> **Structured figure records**
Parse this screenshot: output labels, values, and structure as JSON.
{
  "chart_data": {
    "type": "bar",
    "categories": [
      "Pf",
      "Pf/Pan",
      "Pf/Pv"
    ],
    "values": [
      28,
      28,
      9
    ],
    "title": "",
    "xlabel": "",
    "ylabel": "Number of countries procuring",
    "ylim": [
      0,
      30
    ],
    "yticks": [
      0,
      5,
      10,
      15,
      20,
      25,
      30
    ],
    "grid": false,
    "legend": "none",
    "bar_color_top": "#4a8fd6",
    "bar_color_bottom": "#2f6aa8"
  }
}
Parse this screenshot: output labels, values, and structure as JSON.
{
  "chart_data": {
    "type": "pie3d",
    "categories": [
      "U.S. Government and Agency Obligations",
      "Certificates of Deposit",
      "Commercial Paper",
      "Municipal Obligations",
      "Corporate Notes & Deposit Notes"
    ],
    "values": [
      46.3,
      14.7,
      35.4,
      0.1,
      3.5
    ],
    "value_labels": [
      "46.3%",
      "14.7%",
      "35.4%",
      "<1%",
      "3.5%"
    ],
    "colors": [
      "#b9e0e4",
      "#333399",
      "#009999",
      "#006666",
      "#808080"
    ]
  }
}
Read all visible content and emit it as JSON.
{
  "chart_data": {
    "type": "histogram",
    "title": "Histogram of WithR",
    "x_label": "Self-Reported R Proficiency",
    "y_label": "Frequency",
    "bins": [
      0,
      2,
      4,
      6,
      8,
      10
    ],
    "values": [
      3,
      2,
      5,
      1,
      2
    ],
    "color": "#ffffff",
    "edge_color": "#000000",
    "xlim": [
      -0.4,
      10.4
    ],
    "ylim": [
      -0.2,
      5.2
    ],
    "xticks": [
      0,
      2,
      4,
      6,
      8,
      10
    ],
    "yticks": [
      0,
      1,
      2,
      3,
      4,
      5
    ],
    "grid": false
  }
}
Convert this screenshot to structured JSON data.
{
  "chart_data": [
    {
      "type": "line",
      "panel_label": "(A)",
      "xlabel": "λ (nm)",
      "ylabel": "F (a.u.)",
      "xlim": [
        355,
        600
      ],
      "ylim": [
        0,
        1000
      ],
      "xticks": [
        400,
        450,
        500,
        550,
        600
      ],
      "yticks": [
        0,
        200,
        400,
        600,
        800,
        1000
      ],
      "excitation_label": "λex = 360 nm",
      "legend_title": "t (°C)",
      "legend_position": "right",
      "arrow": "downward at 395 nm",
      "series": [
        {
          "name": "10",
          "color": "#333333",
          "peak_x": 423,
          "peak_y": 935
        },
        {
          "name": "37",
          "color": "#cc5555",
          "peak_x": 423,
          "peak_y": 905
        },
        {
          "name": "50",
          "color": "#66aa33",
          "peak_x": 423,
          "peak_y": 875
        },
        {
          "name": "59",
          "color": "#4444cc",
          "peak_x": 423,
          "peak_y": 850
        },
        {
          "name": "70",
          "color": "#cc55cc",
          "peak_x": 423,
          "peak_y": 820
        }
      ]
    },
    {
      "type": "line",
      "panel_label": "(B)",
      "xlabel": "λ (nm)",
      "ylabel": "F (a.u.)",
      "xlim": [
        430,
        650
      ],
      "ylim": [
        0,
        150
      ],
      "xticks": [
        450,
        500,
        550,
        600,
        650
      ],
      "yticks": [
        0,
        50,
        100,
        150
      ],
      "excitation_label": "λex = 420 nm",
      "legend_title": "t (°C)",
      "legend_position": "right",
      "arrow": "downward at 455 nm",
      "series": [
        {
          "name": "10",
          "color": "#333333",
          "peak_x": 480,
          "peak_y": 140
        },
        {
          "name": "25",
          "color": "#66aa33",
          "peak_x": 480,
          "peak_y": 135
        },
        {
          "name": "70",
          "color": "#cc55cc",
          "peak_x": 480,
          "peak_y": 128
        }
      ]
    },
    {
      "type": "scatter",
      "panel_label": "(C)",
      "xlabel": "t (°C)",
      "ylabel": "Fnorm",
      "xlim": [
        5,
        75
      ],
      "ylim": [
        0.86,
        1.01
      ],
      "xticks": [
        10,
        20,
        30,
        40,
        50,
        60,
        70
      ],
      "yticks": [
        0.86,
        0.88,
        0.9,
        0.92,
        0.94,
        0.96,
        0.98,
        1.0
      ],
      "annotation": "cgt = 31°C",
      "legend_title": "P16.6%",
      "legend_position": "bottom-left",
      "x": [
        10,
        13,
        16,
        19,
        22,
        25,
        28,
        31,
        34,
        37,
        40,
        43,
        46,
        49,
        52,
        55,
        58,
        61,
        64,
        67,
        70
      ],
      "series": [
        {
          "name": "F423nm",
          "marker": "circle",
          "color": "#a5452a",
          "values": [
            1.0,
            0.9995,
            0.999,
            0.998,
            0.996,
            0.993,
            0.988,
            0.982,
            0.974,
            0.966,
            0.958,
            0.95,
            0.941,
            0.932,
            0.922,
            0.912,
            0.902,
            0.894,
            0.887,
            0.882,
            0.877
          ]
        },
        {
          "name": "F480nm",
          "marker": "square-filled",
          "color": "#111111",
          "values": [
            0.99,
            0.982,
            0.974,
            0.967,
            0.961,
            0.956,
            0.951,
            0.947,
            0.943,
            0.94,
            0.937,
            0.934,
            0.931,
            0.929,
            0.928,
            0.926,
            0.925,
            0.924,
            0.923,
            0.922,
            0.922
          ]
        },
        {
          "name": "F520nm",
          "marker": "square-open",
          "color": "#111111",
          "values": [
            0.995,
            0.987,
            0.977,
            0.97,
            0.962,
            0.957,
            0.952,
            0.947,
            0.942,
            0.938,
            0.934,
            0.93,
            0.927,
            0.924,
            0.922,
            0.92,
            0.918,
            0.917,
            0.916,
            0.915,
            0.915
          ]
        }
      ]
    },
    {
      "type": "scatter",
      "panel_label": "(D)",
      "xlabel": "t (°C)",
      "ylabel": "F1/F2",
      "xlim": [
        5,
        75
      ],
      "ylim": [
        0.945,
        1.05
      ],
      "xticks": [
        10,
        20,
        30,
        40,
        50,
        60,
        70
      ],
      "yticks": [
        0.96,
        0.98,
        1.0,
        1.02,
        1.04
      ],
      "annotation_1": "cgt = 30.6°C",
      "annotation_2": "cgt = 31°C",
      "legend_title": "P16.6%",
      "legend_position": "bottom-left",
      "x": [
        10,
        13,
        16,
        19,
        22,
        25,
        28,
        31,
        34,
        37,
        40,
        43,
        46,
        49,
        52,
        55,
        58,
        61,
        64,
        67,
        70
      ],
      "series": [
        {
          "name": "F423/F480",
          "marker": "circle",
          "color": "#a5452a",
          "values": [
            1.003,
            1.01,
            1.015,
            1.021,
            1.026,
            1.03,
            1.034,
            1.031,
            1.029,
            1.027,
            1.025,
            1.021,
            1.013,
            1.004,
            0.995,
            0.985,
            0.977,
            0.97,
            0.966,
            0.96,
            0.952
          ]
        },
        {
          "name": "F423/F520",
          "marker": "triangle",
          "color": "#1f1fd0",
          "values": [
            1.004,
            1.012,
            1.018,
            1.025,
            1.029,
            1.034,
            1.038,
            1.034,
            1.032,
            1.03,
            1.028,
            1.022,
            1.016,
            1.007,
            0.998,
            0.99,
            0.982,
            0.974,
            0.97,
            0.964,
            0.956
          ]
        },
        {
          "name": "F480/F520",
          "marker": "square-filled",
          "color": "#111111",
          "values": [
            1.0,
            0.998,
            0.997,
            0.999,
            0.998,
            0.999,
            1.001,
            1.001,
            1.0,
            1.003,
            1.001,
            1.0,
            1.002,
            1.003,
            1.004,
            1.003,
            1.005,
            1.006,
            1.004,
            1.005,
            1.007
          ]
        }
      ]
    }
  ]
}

> **What is being asked**
Where a line above contains the string "type", copy that line.

> **Final result**
    "type": "bar",
    "type": "pie3d",
    "type": "histogram",
      "type": "line",
      "type": "line",
      "type": "scatter",
      "type": "scatter",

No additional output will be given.